Records contained in a dataset:
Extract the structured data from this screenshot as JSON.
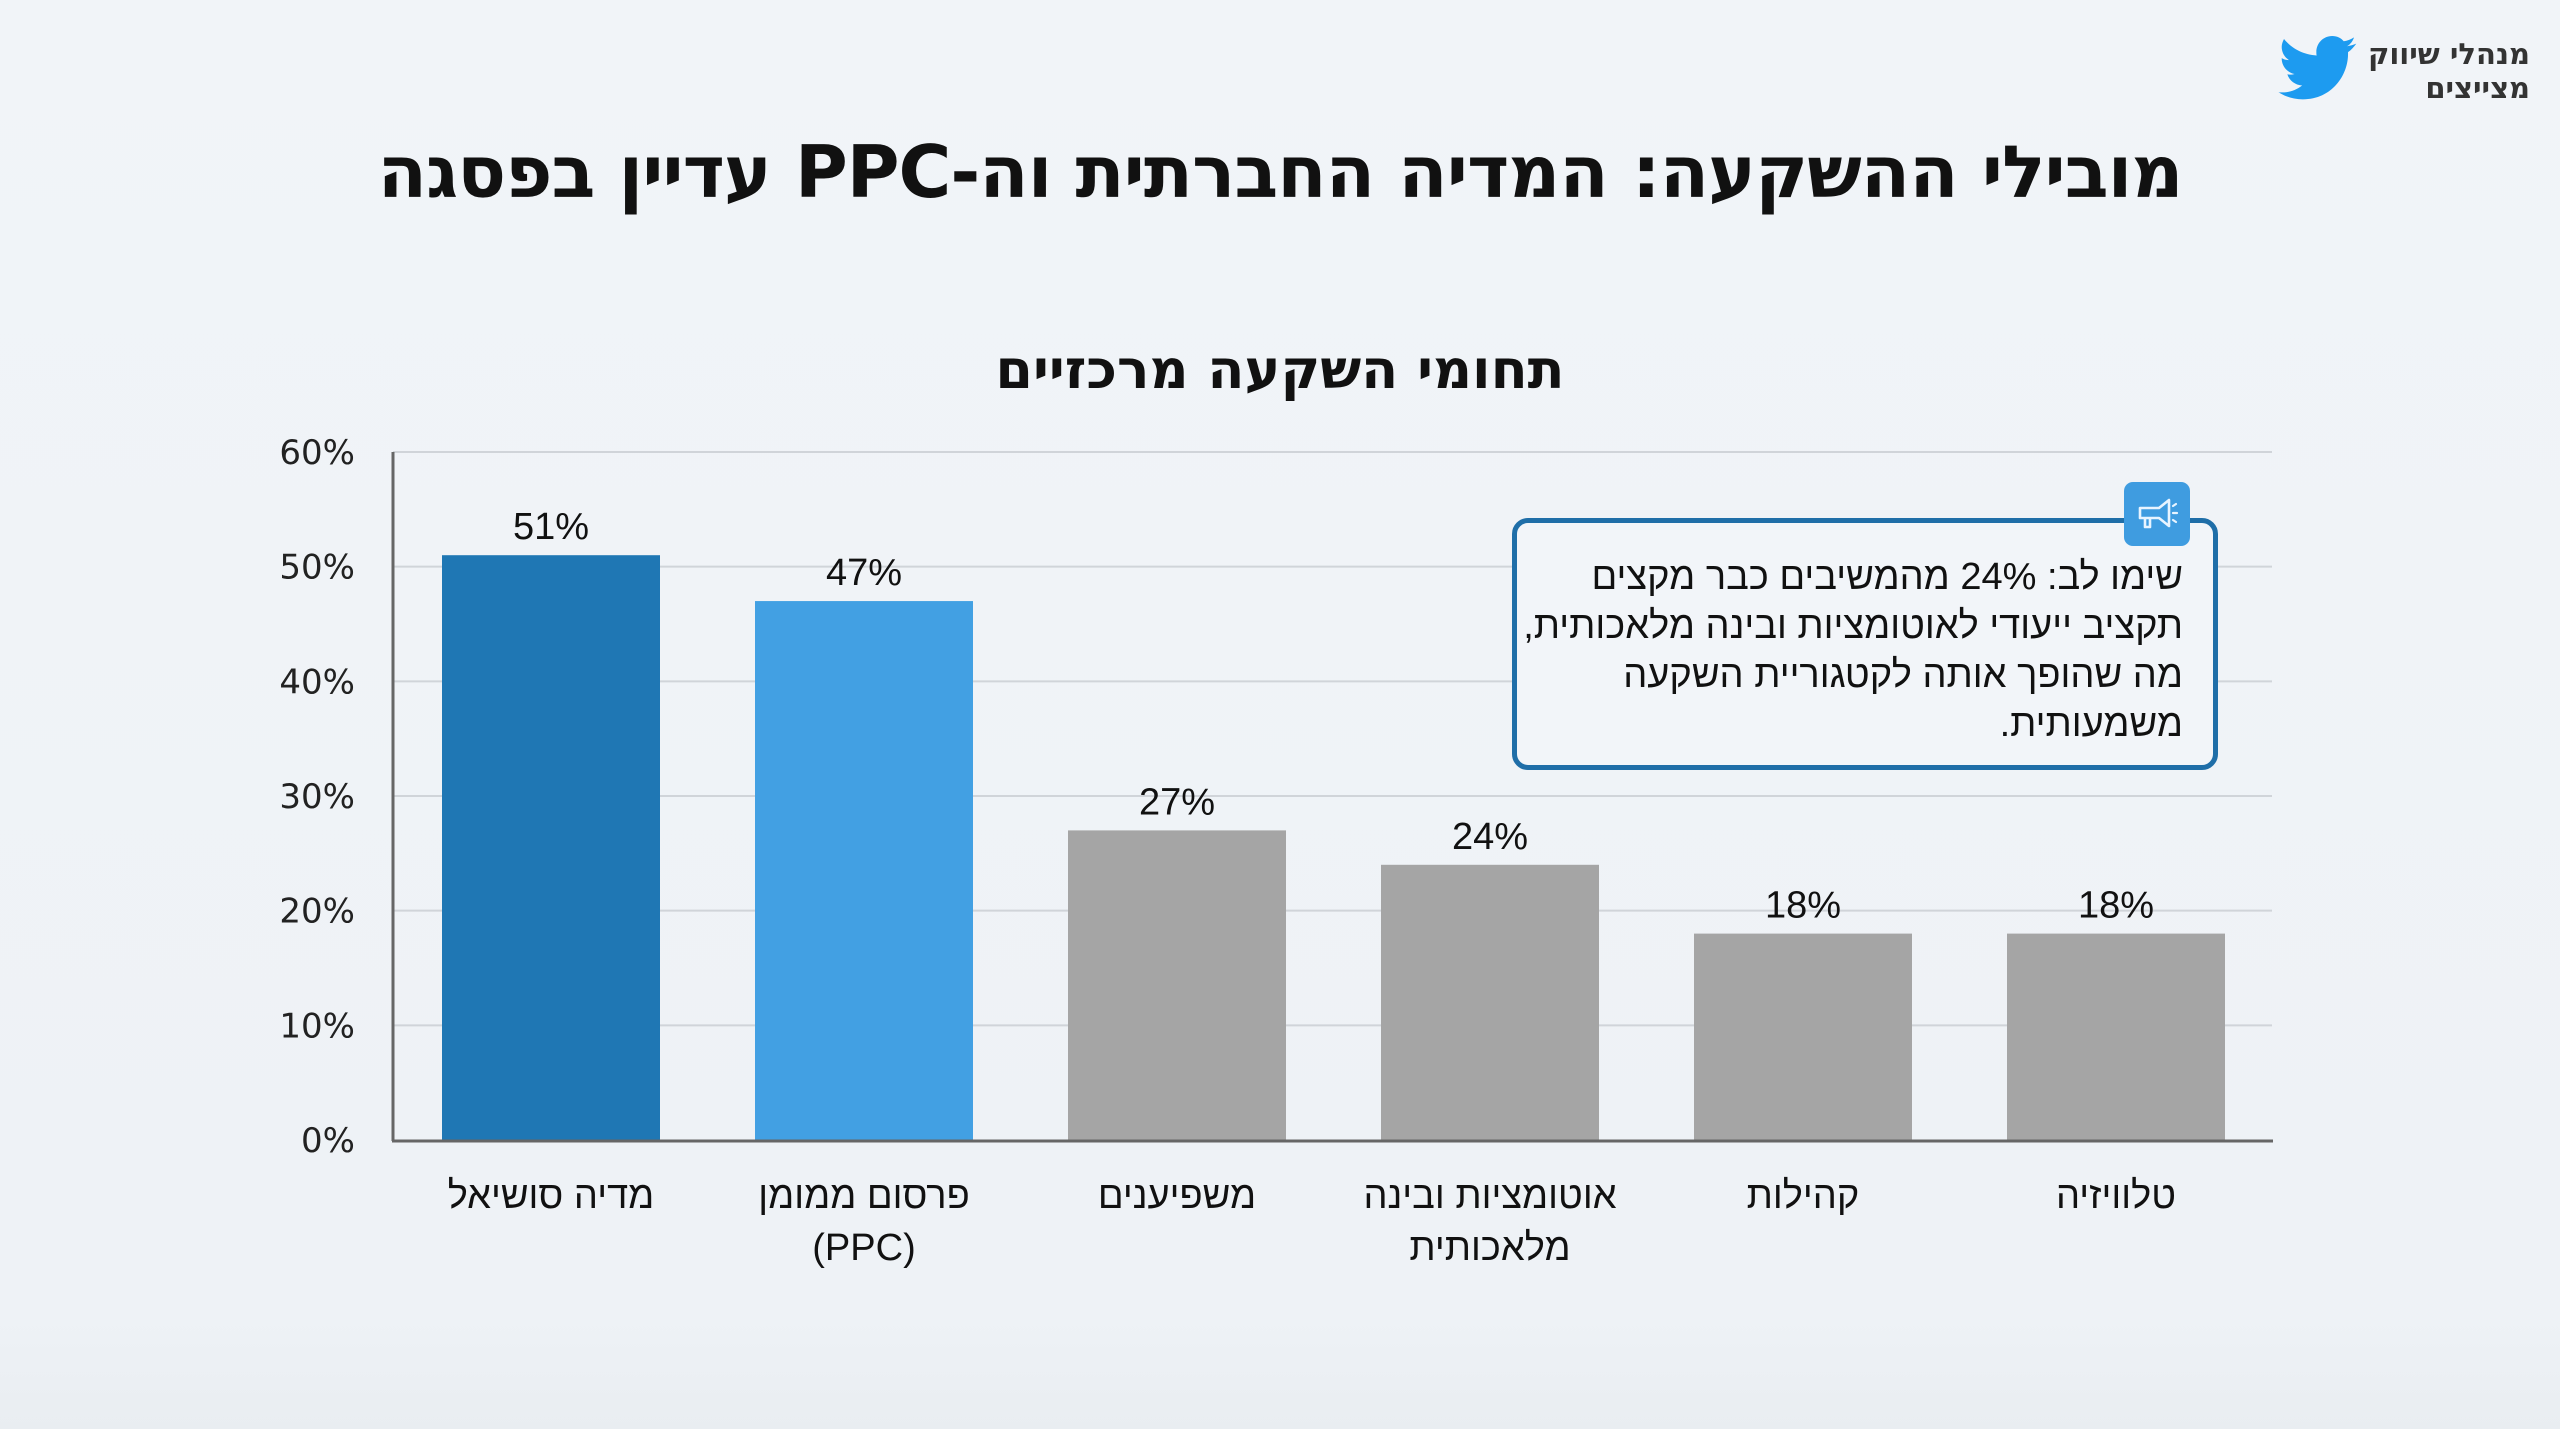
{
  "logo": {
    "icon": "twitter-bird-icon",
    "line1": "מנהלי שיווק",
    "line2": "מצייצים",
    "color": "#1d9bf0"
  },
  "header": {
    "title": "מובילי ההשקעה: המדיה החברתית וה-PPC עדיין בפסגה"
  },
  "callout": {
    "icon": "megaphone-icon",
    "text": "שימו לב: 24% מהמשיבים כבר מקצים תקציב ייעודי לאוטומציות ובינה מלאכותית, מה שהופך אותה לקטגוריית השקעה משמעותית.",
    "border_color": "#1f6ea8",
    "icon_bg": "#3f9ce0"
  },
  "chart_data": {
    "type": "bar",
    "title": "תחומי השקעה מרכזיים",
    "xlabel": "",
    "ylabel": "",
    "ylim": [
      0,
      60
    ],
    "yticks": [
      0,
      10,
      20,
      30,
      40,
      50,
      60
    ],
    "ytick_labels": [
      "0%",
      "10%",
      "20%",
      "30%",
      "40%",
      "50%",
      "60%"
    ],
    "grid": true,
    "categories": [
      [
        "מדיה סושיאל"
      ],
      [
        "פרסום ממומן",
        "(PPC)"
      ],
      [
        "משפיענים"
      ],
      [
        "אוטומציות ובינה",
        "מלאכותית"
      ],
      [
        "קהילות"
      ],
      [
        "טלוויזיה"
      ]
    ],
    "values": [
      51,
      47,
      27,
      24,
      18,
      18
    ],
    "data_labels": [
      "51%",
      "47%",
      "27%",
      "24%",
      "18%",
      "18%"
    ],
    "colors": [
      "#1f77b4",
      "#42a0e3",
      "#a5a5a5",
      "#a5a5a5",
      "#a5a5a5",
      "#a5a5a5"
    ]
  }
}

Set problem: Each entry gets copied exactly; the pictures stay out.

Output of the exercise:
Extract the structured data from this screenshot as JSON.
{
  "logo": {
    "icon": "twitter-bird-icon",
    "line1": "מנהלי שיווק",
    "line2": "מצייצים",
    "color": "#1d9bf0"
  },
  "header": {
    "title": "מובילי ההשקעה: המדיה החברתית וה-PPC עדיין בפסגה"
  },
  "callout": {
    "icon": "megaphone-icon",
    "text": "שימו לב: 24% מהמשיבים כבר מקצים תקציב ייעודי לאוטומציות ובינה מלאכותית, מה שהופך אותה לקטגוריית השקעה משמעותית.",
    "border_color": "#1f6ea8",
    "icon_bg": "#3f9ce0"
  },
  "chart_data": {
    "type": "bar",
    "title": "תחומי השקעה מרכזיים",
    "xlabel": "",
    "ylabel": "",
    "ylim": [
      0,
      60
    ],
    "yticks": [
      0,
      10,
      20,
      30,
      40,
      50,
      60
    ],
    "ytick_labels": [
      "0%",
      "10%",
      "20%",
      "30%",
      "40%",
      "50%",
      "60%"
    ],
    "grid": true,
    "categories": [
      [
        "מדיה סושיאל"
      ],
      [
        "פרסום ממומן",
        "(PPC)"
      ],
      [
        "משפיענים"
      ],
      [
        "אוטומציות ובינה",
        "מלאכותית"
      ],
      [
        "קהילות"
      ],
      [
        "טלוויזיה"
      ]
    ],
    "values": [
      51,
      47,
      27,
      24,
      18,
      18
    ],
    "data_labels": [
      "51%",
      "47%",
      "27%",
      "24%",
      "18%",
      "18%"
    ],
    "colors": [
      "#1f77b4",
      "#42a0e3",
      "#a5a5a5",
      "#a5a5a5",
      "#a5a5a5",
      "#a5a5a5"
    ]
  }
}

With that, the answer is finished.